So why all the stress in parts of academia on racism?

The blunt answer: an intellectual con-job seems at work here.

Racism has declined to the point that those who want to blame the poor outcomes in parts of the Hispanic and African-American communities on it --- which ignores the big advances in both communities anyway --- have to resort to hidden forces as the causal determinants: AKA structural racism, mysterious and non-observable causes that are in the minds of those pushing the theory, nowhere else. Take just one instance. Good surveys of disciplinary problems in public schools, rural and urban, find that African-American students are involved 2.5 times more than whites and 5 times more than Asian-Americans. On the structural racist view, that's a sign of discrimination. Not according to good research. Several surveys, including interviews with teachers, show that African-American teachers actually have a more negative view of the behavior of their problem-students who are African-Americans than white teachers do. For those interested, the studies are cited at length in the Thernstrom book. As the Thernstroms also note, if white teachers are racist when it comes to disciplining bad behavior, why are they far more lenient with Asian-American kids than with white kids? Nor is that all. In the large the Chicago school system, to take just one school district, less than half the teachers are white, and the more numerous black students are in a school, the less prevalent they happen to be.

## Given request A
Answer these questions from the passage on racism and school discipline, one answer per line:
(i) What name does the passage give to the hidden forces blamed for poor outcomes?
(ii) How many times more often than Asian-American students are African-American students involved in disciplinary problems, according to the surveys?
(iii) In the Chicago school system, what share of the teachers are white?
## Given request B
The passage on racism and school discipline reports surveys that compare disciplinary involvement across student groups. List all of those groups.
Answer using only the passage on racism and school discipline, with no outside knowledge.

## Information supplied

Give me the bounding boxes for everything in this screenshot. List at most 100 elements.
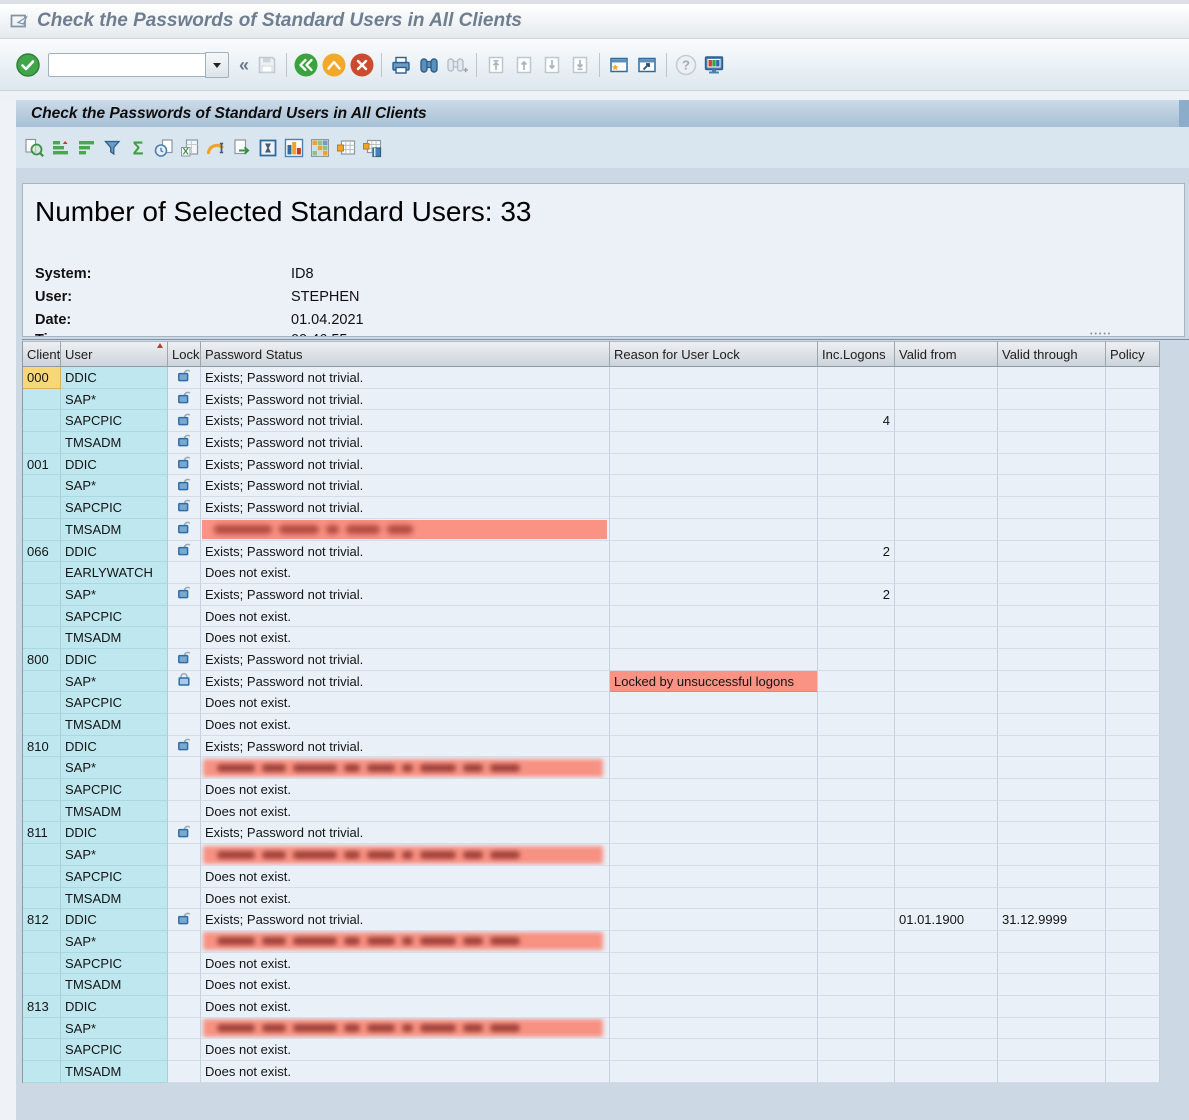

## Right answer A
(i) Structural racism
(ii) 5 times
(iii) Less than half

## Right answer B
African-American students, white students, Asian-American students